THE PROBLEM: State how many lines include "处理和分析工作", giving the number by itself.

DATA PROVIDED:
START

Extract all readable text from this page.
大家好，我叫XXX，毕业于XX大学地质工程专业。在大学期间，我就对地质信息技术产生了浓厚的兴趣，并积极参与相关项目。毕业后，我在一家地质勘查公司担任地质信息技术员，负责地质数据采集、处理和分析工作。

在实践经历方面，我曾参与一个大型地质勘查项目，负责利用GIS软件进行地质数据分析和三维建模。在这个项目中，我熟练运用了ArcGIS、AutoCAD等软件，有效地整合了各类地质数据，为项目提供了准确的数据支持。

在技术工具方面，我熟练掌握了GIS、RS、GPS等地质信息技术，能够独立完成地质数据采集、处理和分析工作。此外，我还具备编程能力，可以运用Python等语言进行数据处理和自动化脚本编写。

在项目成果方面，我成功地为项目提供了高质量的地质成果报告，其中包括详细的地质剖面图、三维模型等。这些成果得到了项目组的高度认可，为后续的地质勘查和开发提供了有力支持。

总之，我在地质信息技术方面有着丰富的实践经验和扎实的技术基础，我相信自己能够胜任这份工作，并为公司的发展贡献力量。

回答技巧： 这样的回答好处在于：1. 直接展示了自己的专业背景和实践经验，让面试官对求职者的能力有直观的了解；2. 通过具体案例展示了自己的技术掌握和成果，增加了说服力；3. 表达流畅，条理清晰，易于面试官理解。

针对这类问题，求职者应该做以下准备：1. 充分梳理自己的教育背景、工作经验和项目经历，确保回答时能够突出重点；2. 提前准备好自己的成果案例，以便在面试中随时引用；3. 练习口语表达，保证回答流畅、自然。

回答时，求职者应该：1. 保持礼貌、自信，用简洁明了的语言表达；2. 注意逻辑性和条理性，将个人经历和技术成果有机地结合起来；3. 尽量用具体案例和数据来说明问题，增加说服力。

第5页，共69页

END

OUTPUT FOR THIS EXERCISE: 2